• TO BE DONE:
From the listing that follows, extract every line and set it down unaltered.

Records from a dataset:
________________________________________

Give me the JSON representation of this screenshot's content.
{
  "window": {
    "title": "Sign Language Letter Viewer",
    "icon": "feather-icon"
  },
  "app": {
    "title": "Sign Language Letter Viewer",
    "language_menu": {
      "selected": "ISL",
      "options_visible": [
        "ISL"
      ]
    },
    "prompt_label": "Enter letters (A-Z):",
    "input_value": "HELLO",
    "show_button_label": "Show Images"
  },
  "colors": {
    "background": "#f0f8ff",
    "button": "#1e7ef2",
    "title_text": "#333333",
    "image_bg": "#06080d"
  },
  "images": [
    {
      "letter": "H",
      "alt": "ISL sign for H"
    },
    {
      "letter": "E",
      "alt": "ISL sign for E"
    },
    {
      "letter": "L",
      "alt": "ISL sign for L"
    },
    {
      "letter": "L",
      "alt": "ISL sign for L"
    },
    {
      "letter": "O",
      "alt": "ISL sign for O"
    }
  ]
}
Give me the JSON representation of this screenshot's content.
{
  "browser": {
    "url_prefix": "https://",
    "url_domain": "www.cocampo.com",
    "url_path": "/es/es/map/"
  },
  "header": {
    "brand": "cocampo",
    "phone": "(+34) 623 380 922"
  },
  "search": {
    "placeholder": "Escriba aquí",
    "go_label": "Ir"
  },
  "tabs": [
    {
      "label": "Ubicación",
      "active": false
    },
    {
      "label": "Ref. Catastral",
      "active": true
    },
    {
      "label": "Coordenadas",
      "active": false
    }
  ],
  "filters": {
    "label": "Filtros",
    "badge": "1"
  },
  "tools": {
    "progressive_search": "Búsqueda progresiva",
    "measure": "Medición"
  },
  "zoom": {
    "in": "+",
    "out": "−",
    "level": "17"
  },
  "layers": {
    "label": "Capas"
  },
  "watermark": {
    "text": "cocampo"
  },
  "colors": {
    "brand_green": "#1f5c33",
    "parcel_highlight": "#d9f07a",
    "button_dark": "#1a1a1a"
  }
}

________________________________________

• EXERCISE OUTPUT:
Give me the JSON representation of this screenshot's content.
{
  "window": {
    "title": "Sign Language Letter Viewer",
    "icon": "feather-icon"
  },
  "app": {
    "title": "Sign Language Letter Viewer",
    "language_menu": {
      "selected": "ISL",
      "options_visible": [
        "ISL"
      ]
    },
    "prompt_label": "Enter letters (A-Z):",
    "input_value": "HELLO",
    "show_button_label": "Show Images"
  },
  "colors": {
    "background": "#f0f8ff",
    "button": "#1e7ef2",
    "title_text": "#333333",
    "image_bg": "#06080d"
  },
  "images": [
    {
      "letter": "H",
      "alt": "ISL sign for H"
    },
    {
      "letter": "E",
      "alt": "ISL sign for E"
    },
    {
      "letter": "L",
      "alt": "ISL sign for L"
    },
    {
      "letter": "L",
      "alt": "ISL sign for L"
    },
    {
      "letter": "O",
      "alt": "ISL sign for O"
    }
  ]
}
Give me the JSON representation of this screenshot's content.
{
  "browser": {
    "url_prefix": "https://",
    "url_domain": "www.cocampo.com",
    "url_path": "/es/es/map/"
  },
  "header": {
    "brand": "cocampo",
    "phone": "(+34) 623 380 922"
  },
  "search": {
    "placeholder": "Escriba aquí",
    "go_label": "Ir"
  },
  "tabs": [
    {
      "label": "Ubicación",
      "active": false
    },
    {
      "label": "Ref. Catastral",
      "active": true
    },
    {
      "label": "Coordenadas",
      "active": false
    }
  ],
  "filters": {
    "label": "Filtros",
    "badge": "1"
  },
  "tools": {
    "progressive_search": "Búsqueda progresiva",
    "measure": "Medición"
  },
  "zoom": {
    "in": "+",
    "out": "−",
    "level": "17"
  },
  "layers": {
    "label": "Capas"
  },
  "watermark": {
    "text": "cocampo"
  },
  "colors": {
    "brand_green": "#1f5c33",
    "parcel_highlight": "#d9f07a",
    "button_dark": "#1a1a1a"
  }
}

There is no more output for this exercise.